- _Exercise objective_
Return the material word for word. Do not include the pictures.

- _Raw records_

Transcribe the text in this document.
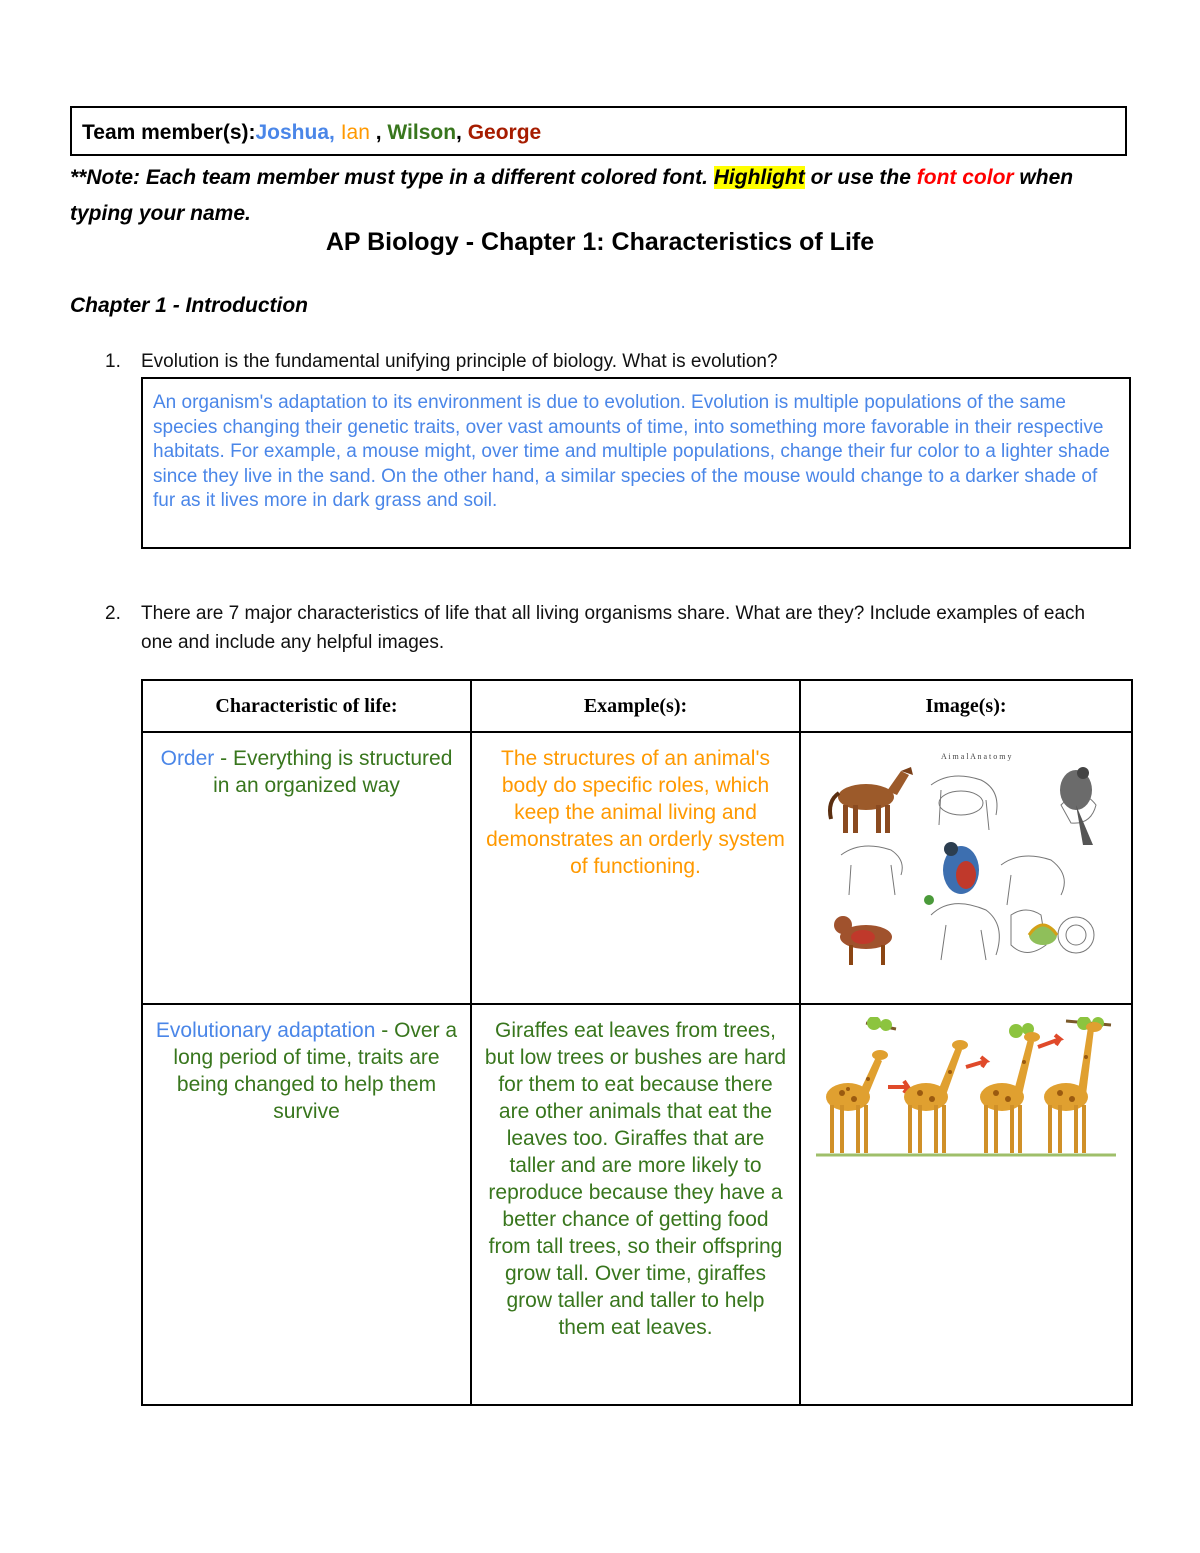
Team member(s):Joshua, Ian , Wilson, George
**Note: Each team member must type in a different colored font. Highlight or use the font color when typing your name.
AP Biology - Chapter 1: Characteristics of Life
Chapter 1 - Introduction
1. Evolution is the fundamental unifying principle of biology. What is evolution?
An organism's adaptation to its environment is due to evolution. Evolution is multiple populations of the same species changing their genetic traits, over vast amounts of time, into something more favorable in their respective habitats. For example, a mouse might, over time and multiple populations, change their fur color to a lighter shade since they live in the sand. On the other hand, a similar species of the mouse would change to a darker shade of fur as it lives more in dark grass and soil.
2. There are 7 major characteristics of life that all living organisms share. What are they? Include examples of each one and include any helpful images.
Characteristic of life:	Example(s):	Image(s):
Order - Everything is structured in an organized way	The structures of an animal's body do specific roles, which keep the animal living and demonstrates an orderly system of functioning.	A i m a l A n a t o m y

Evolutionary adaptation - Over a long period of time, traits are being changed to help them survive	Giraffes eat leaves from trees, but low trees or bushes are hard for them to eat because there are other animals that eat the leaves too. Giraffes that are taller and are more likely to reproduce because they have a better chance of getting food from tall trees, so their offspring grow tall. Over time, giraffes grow taller and taller to help them eat leaves.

- _Answer for the task_
Transcribe the text in this document.
Team member(s):Joshua, Ian , Wilson, George
**Note: Each team member must type in a different colored font. Highlight or use the font color when typing your name.
AP Biology - Chapter 1: Characteristics of Life
Chapter 1 - Introduction
1. Evolution is the fundamental unifying principle of biology. What is evolution?
An organism's adaptation to its environment is due to evolution. Evolution is multiple populations of the same species changing their genetic traits, over vast amounts of time, into something more favorable in their respective habitats. For example, a mouse might, over time and multiple populations, change their fur color to a lighter shade since they live in the sand. On the other hand, a similar species of the mouse would change to a darker shade of fur as it lives more in dark grass and soil.
2. There are 7 major characteristics of life that all living organisms share. What are they? Include examples of each one and include any helpful images.
Characteristic of life:	Example(s):	Image(s):
Order - Everything is structured in an organized way	The structures of an animal's body do specific roles, which keep the animal living and demonstrates an orderly system of functioning.	A i m a l A n a t o m y

Evolutionary adaptation - Over a long period of time, traits are being changed to help them survive	Giraffes eat leaves from trees, but low trees or bushes are hard for them to eat because there are other animals that eat the leaves too. Giraffes that are taller and are more likely to reproduce because they have a better chance of getting food from tall trees, so their offspring grow tall. Over time, giraffes grow taller and taller to help them eat leaves.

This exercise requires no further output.